### Set problem
Transcribe each entry below exactly. Pictures do not go in the copy.
*****
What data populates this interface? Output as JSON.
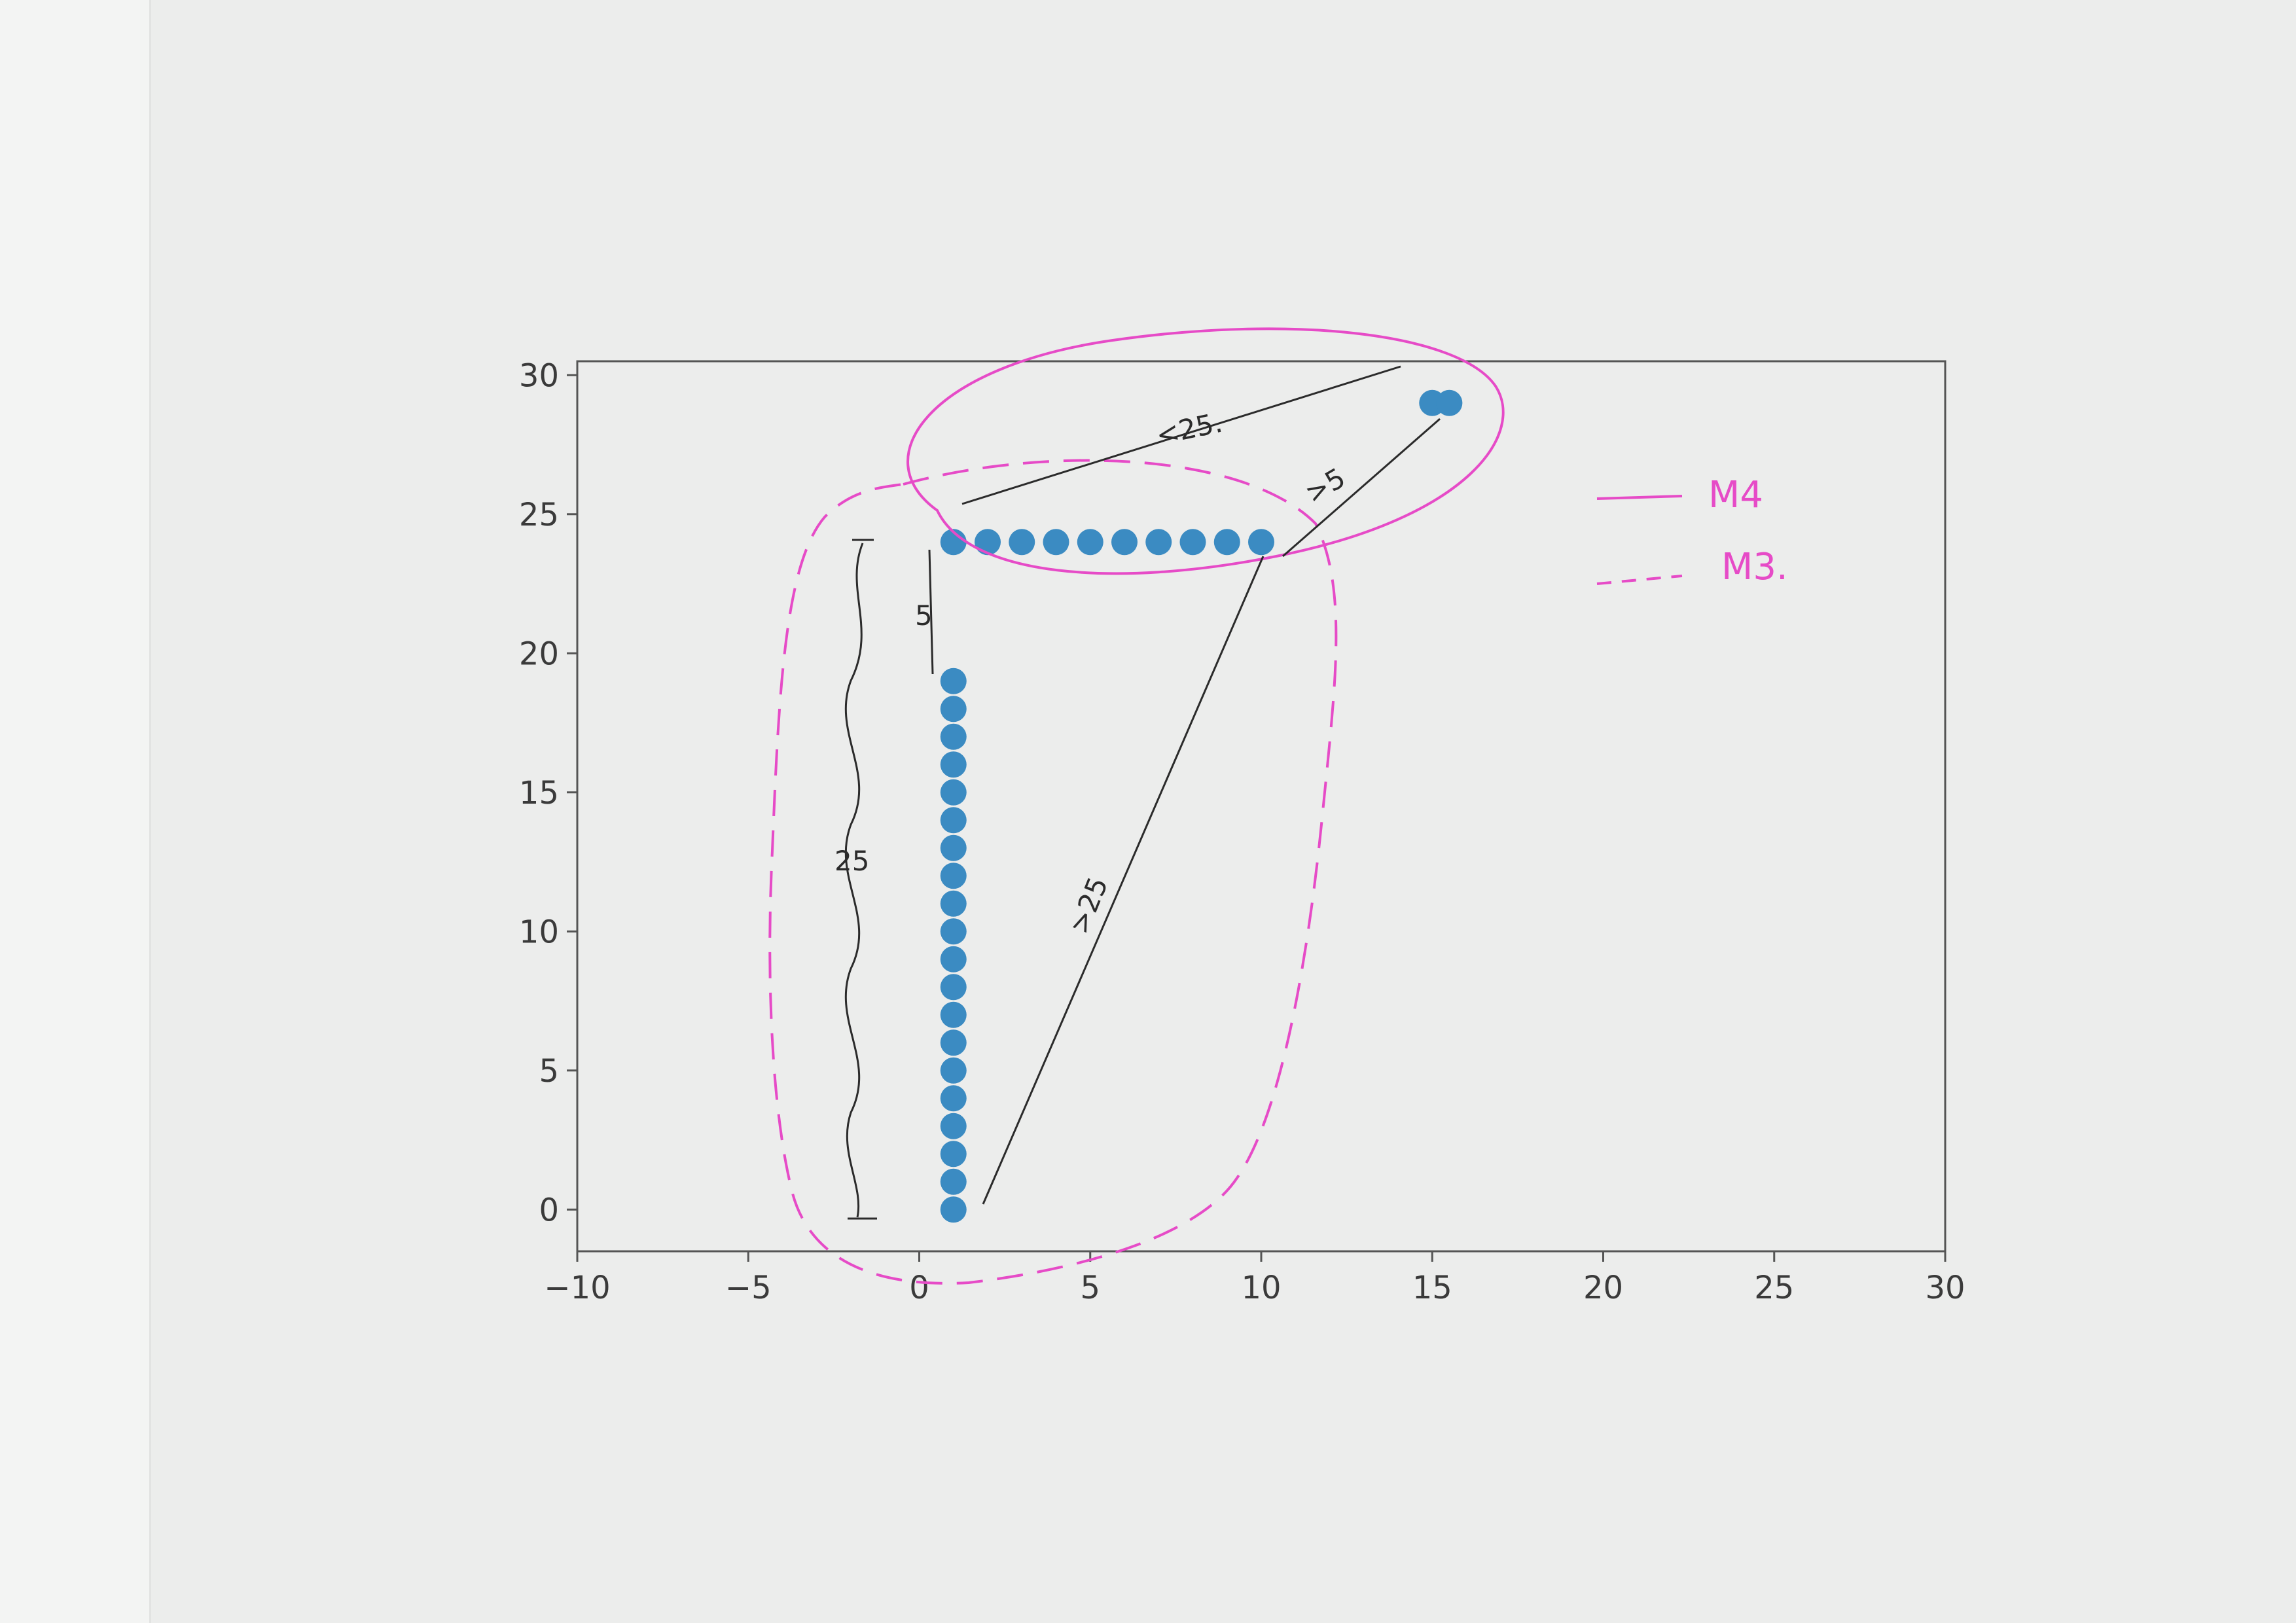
{
  "chart_data": {
    "type": "scatter",
    "title": "",
    "xlabel": "",
    "ylabel": "",
    "xlim": [
      -10,
      30
    ],
    "ylim": [
      -1.5,
      30.5
    ],
    "xticks": [
      -10,
      -5,
      0,
      5,
      10,
      15,
      20,
      25,
      30
    ],
    "yticks": [
      0,
      5,
      10,
      15,
      20,
      25,
      30
    ],
    "xtick_labels": [
      "−10",
      "−5",
      "0",
      "5",
      "10",
      "15",
      "20",
      "25",
      "30"
    ],
    "ytick_labels": [
      "0",
      "5",
      "10",
      "15",
      "20",
      "25",
      "30"
    ],
    "grid": false,
    "series": [
      {
        "color": "#3b8bc2",
        "points": [
          [
            1,
            0
          ],
          [
            1,
            1
          ],
          [
            1,
            2
          ],
          [
            1,
            3
          ],
          [
            1,
            4
          ],
          [
            1,
            5
          ],
          [
            1,
            6
          ],
          [
            1,
            7
          ],
          [
            1,
            8
          ],
          [
            1,
            9
          ],
          [
            1,
            10
          ],
          [
            1,
            11
          ],
          [
            1,
            12
          ],
          [
            1,
            13
          ],
          [
            1,
            14
          ],
          [
            1,
            15
          ],
          [
            1,
            16
          ],
          [
            1,
            17
          ],
          [
            1,
            18
          ],
          [
            1,
            19
          ],
          [
            1,
            24
          ],
          [
            2,
            24
          ],
          [
            3,
            24
          ],
          [
            4,
            24
          ],
          [
            5,
            24
          ],
          [
            6,
            24
          ],
          [
            7,
            24
          ],
          [
            8,
            24
          ],
          [
            9,
            24
          ],
          [
            10,
            24
          ],
          [
            15,
            29
          ],
          [
            15.5,
            29
          ]
        ]
      }
    ],
    "annotations": {
      "accent_color": "#e64bc7",
      "ink_color": "#2b2b2b",
      "legend": [
        {
          "label": "M4",
          "style": "solid"
        },
        {
          "label": "M3.",
          "style": "dashed"
        }
      ],
      "distance_labels": [
        "<25.",
        ">5",
        "5",
        ">25",
        "25"
      ]
    }
  }
}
*****
### Result of the exercise
What data populates this interface? Output as JSON.
{
  "chart_data": {
    "type": "scatter",
    "title": "",
    "xlabel": "",
    "ylabel": "",
    "xlim": [
      -10,
      30
    ],
    "ylim": [
      -1.5,
      30.5
    ],
    "xticks": [
      -10,
      -5,
      0,
      5,
      10,
      15,
      20,
      25,
      30
    ],
    "yticks": [
      0,
      5,
      10,
      15,
      20,
      25,
      30
    ],
    "xtick_labels": [
      "−10",
      "−5",
      "0",
      "5",
      "10",
      "15",
      "20",
      "25",
      "30"
    ],
    "ytick_labels": [
      "0",
      "5",
      "10",
      "15",
      "20",
      "25",
      "30"
    ],
    "grid": false,
    "series": [
      {
        "color": "#3b8bc2",
        "points": [
          [
            1,
            0
          ],
          [
            1,
            1
          ],
          [
            1,
            2
          ],
          [
            1,
            3
          ],
          [
            1,
            4
          ],
          [
            1,
            5
          ],
          [
            1,
            6
          ],
          [
            1,
            7
          ],
          [
            1,
            8
          ],
          [
            1,
            9
          ],
          [
            1,
            10
          ],
          [
            1,
            11
          ],
          [
            1,
            12
          ],
          [
            1,
            13
          ],
          [
            1,
            14
          ],
          [
            1,
            15
          ],
          [
            1,
            16
          ],
          [
            1,
            17
          ],
          [
            1,
            18
          ],
          [
            1,
            19
          ],
          [
            1,
            24
          ],
          [
            2,
            24
          ],
          [
            3,
            24
          ],
          [
            4,
            24
          ],
          [
            5,
            24
          ],
          [
            6,
            24
          ],
          [
            7,
            24
          ],
          [
            8,
            24
          ],
          [
            9,
            24
          ],
          [
            10,
            24
          ],
          [
            15,
            29
          ],
          [
            15.5,
            29
          ]
        ]
      }
    ],
    "annotations": {
      "accent_color": "#e64bc7",
      "ink_color": "#2b2b2b",
      "legend": [
        {
          "label": "M4",
          "style": "solid"
        },
        {
          "label": "M3.",
          "style": "dashed"
        }
      ],
      "distance_labels": [
        "<25.",
        ">5",
        "5",
        ">25",
        "25"
      ]
    }
  }
}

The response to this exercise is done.